**Problem description**:
Examine the records and identify each line that includes the string "билетов". Copy those lines.

··· Exercise materials

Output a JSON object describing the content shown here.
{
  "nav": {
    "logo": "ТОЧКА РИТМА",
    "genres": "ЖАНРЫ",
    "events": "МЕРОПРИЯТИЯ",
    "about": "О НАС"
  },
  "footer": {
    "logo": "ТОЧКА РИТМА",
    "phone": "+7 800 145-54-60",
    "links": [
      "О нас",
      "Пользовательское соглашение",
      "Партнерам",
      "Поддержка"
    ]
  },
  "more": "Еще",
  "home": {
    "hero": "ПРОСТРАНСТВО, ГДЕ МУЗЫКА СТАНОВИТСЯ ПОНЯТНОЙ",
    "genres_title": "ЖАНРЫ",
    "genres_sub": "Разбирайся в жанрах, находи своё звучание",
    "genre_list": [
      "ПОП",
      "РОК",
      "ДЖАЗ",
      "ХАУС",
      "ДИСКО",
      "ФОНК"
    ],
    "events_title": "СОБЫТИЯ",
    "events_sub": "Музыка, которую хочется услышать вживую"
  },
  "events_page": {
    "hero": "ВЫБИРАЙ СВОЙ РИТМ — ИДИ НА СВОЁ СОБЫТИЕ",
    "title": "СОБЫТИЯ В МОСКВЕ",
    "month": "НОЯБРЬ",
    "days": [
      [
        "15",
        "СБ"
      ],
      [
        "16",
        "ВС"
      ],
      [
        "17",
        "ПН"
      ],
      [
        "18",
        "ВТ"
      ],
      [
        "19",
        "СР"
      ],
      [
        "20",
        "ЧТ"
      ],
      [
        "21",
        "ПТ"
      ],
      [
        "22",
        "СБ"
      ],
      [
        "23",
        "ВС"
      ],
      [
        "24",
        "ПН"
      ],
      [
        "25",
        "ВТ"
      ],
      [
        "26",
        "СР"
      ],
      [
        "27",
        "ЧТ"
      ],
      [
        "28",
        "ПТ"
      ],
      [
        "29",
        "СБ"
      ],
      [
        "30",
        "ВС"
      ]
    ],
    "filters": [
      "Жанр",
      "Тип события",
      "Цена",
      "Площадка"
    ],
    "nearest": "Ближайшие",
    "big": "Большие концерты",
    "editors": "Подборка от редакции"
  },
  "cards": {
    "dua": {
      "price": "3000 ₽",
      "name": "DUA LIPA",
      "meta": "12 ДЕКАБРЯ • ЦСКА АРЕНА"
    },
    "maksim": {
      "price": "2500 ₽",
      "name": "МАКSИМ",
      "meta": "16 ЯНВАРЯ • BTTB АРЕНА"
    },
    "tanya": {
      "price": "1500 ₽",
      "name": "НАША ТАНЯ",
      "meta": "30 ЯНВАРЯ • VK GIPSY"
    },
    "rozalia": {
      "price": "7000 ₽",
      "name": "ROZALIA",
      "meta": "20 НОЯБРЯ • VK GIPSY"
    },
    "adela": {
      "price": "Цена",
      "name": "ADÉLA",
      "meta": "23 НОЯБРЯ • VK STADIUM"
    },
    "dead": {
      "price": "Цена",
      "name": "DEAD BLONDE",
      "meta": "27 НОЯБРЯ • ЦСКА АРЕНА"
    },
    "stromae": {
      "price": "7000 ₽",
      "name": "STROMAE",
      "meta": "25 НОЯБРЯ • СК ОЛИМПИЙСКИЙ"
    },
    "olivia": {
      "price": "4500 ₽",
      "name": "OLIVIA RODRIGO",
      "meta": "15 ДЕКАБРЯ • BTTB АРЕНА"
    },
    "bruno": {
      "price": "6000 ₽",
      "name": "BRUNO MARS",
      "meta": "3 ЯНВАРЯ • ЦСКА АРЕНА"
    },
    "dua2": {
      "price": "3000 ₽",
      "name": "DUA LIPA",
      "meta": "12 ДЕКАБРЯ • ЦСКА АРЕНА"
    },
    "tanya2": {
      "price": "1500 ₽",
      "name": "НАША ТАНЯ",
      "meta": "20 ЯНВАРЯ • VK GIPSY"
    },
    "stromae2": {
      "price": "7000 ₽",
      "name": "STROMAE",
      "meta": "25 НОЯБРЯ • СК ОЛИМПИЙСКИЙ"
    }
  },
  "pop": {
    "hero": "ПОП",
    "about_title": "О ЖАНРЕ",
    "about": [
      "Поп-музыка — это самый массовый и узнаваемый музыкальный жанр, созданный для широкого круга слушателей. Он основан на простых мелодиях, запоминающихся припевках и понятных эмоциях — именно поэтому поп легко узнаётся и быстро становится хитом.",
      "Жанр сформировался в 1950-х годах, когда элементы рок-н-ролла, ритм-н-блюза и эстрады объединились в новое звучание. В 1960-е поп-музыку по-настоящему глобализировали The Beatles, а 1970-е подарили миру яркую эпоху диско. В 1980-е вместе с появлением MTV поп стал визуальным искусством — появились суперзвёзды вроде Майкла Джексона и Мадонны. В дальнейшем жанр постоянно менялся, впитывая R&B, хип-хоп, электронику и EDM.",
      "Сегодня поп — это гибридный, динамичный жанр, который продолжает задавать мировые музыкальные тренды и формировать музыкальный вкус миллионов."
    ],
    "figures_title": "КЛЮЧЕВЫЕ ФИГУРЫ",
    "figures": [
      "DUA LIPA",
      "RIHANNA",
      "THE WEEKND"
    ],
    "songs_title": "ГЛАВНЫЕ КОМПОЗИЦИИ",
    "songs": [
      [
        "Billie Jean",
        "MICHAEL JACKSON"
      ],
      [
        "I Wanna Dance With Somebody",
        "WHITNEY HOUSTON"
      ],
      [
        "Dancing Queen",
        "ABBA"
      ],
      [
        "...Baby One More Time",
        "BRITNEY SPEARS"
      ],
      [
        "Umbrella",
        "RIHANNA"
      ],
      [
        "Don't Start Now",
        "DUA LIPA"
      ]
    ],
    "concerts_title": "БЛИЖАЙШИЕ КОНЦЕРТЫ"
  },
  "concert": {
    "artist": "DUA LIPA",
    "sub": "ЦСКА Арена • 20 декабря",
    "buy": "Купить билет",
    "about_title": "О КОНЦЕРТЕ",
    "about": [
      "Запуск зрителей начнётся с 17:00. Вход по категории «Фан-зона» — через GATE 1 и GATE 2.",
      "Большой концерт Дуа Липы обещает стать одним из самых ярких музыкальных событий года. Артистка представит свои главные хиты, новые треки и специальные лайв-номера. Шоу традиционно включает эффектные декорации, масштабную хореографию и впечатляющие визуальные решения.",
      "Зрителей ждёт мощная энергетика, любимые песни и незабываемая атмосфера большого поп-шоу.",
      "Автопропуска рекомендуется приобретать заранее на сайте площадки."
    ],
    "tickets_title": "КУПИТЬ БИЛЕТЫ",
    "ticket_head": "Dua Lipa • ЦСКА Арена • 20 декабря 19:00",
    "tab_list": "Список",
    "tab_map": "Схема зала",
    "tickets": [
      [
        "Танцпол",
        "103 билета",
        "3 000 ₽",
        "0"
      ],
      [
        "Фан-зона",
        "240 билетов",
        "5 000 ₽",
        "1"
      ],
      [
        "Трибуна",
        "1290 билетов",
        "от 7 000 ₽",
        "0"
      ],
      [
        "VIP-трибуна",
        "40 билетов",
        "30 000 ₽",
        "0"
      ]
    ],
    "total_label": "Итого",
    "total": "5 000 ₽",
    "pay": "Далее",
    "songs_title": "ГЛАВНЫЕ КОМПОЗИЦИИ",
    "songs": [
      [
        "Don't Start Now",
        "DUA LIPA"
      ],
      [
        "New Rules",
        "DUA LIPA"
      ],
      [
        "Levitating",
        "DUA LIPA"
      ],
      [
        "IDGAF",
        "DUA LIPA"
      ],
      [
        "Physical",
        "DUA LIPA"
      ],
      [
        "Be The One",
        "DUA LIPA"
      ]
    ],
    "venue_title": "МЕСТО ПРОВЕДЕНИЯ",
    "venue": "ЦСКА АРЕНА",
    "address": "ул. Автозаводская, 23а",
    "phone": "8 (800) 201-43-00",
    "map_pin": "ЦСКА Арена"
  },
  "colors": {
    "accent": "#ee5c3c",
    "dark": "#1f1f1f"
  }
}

······

**Output of the task**:
        "240 билетов",
        "1290 билетов",
        "40 билетов",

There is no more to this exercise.